TEXTO FORNECIDO:
•••••
Stephanie

Stephanie ganhou um vibrador de Natal. Não foi presente de ninguém. Foi dela pra ela mesma. Depois de 23 anos sem ter ideia do que era um orgasmo, decidiu dar uma guinada na mente. Na vida.

Antes disso, tentou senti-lo de todas formas possíveis. Primeiro se permitiu viver. Terminou com o namorado que tinha nojo de chupá-la. Inclusive, ele gozava – em média – depois de 4 minutos dentro. Sim, quatro. E ela ficava lá. Olhando pra parede. Não sabia se rezava ou saía correndo pela porta.

Depois de deixar o ‘Jon Duan’ pra trás, beijou a amiga. Por quê? Porque sim. E beijou uma desconhecida também. E ela tocou nela. Tocou como ela sempre quis ser tocada. Ela quase chegou lá. Quase. Mas travou do nada. Pediu pra menina parar. Stephanie chegou no limite. Precisava se reinventar.
•••••
TAREFA:
Retome o texto sobre Stephanie a partir do ponto imediatamente posterior à última frase apresentada. As linhas constituem material independente do texto sobre Stephanie.

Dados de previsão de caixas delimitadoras
•••••
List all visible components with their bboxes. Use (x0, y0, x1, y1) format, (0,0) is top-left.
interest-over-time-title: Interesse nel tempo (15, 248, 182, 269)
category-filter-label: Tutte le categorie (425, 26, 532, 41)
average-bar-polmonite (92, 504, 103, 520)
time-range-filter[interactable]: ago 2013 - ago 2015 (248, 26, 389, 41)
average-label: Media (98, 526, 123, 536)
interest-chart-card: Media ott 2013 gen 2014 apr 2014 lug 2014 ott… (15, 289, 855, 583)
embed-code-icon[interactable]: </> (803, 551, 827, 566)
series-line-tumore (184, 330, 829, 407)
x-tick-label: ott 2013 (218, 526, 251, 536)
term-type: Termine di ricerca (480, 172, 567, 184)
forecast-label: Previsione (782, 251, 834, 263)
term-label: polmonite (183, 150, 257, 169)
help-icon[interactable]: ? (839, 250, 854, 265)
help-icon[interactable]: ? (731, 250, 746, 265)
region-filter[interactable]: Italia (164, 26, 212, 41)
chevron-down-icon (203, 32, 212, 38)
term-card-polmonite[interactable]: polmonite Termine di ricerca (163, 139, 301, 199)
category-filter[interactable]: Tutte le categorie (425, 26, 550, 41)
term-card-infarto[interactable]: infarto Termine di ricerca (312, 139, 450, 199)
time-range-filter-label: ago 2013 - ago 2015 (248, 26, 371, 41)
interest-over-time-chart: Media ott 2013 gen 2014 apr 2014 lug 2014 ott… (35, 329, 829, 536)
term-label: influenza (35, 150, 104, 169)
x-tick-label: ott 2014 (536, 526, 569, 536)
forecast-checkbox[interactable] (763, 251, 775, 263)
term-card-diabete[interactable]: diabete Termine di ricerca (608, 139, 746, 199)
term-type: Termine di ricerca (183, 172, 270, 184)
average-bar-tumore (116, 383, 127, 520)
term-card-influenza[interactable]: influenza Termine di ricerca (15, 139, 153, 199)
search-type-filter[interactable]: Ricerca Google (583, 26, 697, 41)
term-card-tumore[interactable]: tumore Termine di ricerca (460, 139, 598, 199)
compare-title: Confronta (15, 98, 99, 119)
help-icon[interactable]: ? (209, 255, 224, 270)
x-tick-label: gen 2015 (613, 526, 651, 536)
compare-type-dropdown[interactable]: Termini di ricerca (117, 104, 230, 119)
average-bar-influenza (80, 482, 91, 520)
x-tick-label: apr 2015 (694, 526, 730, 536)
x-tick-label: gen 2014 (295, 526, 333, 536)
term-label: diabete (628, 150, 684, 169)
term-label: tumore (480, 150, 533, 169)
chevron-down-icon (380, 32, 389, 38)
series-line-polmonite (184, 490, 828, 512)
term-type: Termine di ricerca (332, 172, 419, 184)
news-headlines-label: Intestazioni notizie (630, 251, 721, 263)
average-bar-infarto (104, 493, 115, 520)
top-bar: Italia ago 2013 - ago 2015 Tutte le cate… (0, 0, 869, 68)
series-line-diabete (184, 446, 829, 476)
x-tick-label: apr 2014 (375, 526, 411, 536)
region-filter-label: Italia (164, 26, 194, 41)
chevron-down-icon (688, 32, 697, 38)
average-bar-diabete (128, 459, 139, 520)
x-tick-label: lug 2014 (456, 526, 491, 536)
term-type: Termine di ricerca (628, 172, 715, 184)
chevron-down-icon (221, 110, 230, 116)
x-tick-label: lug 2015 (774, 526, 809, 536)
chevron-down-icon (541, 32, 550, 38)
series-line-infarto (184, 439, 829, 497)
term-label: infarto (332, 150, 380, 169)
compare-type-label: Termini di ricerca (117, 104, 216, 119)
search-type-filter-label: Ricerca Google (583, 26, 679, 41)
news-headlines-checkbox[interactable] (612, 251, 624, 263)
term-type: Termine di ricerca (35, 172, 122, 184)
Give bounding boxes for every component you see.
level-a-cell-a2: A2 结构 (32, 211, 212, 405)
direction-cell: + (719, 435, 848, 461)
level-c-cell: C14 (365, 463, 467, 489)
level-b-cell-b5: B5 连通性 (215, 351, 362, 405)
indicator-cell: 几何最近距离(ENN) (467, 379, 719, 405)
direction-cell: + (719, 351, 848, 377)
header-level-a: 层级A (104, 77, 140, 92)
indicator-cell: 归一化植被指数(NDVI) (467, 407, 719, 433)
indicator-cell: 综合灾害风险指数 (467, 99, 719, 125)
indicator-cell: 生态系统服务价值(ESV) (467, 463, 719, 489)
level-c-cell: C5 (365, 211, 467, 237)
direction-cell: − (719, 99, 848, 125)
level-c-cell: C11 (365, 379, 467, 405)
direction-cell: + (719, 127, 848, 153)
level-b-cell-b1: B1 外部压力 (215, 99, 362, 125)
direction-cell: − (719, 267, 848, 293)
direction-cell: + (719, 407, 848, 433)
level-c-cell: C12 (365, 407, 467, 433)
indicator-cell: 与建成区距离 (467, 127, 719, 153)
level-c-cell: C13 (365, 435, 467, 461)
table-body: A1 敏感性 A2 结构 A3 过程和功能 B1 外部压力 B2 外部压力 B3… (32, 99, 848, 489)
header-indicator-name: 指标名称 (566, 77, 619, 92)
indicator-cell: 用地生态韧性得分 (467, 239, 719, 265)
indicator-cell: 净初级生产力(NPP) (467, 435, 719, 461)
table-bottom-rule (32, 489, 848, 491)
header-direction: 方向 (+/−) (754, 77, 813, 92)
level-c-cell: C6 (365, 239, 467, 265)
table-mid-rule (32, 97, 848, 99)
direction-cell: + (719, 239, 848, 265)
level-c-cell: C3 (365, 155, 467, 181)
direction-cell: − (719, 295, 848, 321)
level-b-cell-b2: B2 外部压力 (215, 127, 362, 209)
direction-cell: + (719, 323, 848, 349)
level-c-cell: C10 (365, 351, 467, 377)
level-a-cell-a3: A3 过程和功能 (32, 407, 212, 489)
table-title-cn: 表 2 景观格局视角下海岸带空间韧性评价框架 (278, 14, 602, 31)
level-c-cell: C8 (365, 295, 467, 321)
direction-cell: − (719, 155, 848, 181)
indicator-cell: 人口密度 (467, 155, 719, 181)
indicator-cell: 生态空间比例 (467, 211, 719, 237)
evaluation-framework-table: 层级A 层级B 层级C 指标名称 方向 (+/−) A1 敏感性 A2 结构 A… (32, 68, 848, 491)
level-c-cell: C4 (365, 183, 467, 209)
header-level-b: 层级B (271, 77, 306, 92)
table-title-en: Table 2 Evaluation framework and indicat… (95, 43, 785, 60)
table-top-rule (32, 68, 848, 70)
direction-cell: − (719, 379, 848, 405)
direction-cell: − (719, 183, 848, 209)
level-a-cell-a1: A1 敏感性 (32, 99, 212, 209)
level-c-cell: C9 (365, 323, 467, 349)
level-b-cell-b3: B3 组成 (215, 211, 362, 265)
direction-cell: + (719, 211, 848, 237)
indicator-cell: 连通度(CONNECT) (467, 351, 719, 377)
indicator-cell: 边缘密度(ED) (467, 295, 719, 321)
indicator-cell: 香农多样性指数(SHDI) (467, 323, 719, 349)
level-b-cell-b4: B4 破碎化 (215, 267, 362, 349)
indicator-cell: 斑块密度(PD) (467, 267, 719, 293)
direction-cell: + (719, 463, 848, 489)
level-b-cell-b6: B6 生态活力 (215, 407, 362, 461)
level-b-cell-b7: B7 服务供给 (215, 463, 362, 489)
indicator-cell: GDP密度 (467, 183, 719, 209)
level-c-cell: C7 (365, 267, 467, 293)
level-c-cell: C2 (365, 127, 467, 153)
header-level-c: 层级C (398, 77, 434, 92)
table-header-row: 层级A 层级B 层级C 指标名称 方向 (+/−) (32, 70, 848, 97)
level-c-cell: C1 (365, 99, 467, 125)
•••••
RESPOSTA REDIGIDA:
Decidiu radicalizar. Foi ao swing porque sim. Duas vezes. Na primeira só olhou. Na segunda transou, transou, transou. E o maldito orgasmo não vinha. Mas que caramba (porque se eu escrever car$%&@& o Facebook deleta esse texto).

Depois que ela decidiu buscar o próprio prazer, a sociedade já começou a disparar julgamentos. ‘Falei que de santa essa daí não tinha nada’, disse a tia quando soube que ela ‘estava solteira e aprontando’. Tia que soube porque o próprio filho participou de uma festinha e deixou a informação vazar. O primo de Stephanie chamou um amigo e os dois tiveram muito prazer. Mas Stephanie nada. Tia essa que, na adolescência, também fez sua busca por prazer. Mas os tempos mudam a a hipocrisia precisa reinar nas famílias, né?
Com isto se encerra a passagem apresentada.